**Set task**
Quote, without change, all of the lines that follow.

--- Exercise data ---

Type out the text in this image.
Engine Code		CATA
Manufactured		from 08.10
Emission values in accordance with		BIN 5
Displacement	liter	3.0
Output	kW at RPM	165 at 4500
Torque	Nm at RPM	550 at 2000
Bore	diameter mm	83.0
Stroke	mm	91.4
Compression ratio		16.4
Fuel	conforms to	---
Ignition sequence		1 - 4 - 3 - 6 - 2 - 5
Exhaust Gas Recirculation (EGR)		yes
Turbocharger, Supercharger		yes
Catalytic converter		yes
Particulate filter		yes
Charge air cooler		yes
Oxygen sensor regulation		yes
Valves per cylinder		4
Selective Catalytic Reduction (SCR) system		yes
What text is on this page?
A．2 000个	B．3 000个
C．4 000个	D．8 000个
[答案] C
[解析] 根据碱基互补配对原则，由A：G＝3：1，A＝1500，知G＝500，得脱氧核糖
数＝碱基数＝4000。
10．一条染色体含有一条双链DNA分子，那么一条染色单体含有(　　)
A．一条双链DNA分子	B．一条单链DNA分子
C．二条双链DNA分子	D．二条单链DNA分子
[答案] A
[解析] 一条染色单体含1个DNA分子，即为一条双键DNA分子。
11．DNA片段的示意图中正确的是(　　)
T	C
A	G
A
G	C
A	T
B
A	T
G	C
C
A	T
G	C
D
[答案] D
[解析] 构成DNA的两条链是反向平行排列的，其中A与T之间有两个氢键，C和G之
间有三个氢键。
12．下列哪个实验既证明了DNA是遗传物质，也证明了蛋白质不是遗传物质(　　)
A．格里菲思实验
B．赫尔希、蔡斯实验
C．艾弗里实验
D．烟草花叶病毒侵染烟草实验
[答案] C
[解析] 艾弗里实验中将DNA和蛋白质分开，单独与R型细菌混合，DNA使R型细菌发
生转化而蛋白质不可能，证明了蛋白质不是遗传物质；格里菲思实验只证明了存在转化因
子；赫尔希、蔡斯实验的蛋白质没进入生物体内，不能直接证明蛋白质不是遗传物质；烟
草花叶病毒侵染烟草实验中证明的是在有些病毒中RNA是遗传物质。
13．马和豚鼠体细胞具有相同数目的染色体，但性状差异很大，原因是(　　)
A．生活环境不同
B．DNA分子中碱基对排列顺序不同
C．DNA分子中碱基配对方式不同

---

**Reply**
Type out the text in this image.
Engine Code		CATA
Manufactured		from 08.10
Emission values in accordance with		BIN 5
Displacement	liter	3.0
Output	kW at RPM	165 at 4500
Torque	Nm at RPM	550 at 2000
Bore	diameter mm	83.0
Stroke	mm	91.4
Compression ratio		16.4
Fuel	conforms to	---
Ignition sequence		1 - 4 - 3 - 6 - 2 - 5
Exhaust Gas Recirculation (EGR)		yes
Turbocharger, Supercharger		yes
Catalytic converter		yes
Particulate filter		yes
Charge air cooler		yes
Oxygen sensor regulation		yes
Valves per cylinder		4
Selective Catalytic Reduction (SCR) system		yes
What text is on this page?
A．2 000个	B．3 000个
C．4 000个	D．8 000个
[答案] C
[解析] 根据碱基互补配对原则，由A：G＝3：1，A＝1500，知G＝500，得脱氧核糖
数＝碱基数＝4000。
10．一条染色体含有一条双链DNA分子，那么一条染色单体含有(　　)
A．一条双链DNA分子	B．一条单链DNA分子
C．二条双链DNA分子	D．二条单链DNA分子
[答案] A
[解析] 一条染色单体含1个DNA分子，即为一条双键DNA分子。
11．DNA片段的示意图中正确的是(　　)
T	C
A	G
A
G	C
A	T
B
A	T
G	C
C
A	T
G	C
D
[答案] D
[解析] 构成DNA的两条链是反向平行排列的，其中A与T之间有两个氢键，C和G之
间有三个氢键。
12．下列哪个实验既证明了DNA是遗传物质，也证明了蛋白质不是遗传物质(　　)
A．格里菲思实验
B．赫尔希、蔡斯实验
C．艾弗里实验
D．烟草花叶病毒侵染烟草实验
[答案] C
[解析] 艾弗里实验中将DNA和蛋白质分开，单独与R型细菌混合，DNA使R型细菌发
生转化而蛋白质不可能，证明了蛋白质不是遗传物质；格里菲思实验只证明了存在转化因
子；赫尔希、蔡斯实验的蛋白质没进入生物体内，不能直接证明蛋白质不是遗传物质；烟
草花叶病毒侵染烟草实验中证明的是在有些病毒中RNA是遗传物质。
13．马和豚鼠体细胞具有相同数目的染色体，但性状差异很大，原因是(　　)
A．生活环境不同
B．DNA分子中碱基对排列顺序不同
C．DNA分子中碱基配对方式不同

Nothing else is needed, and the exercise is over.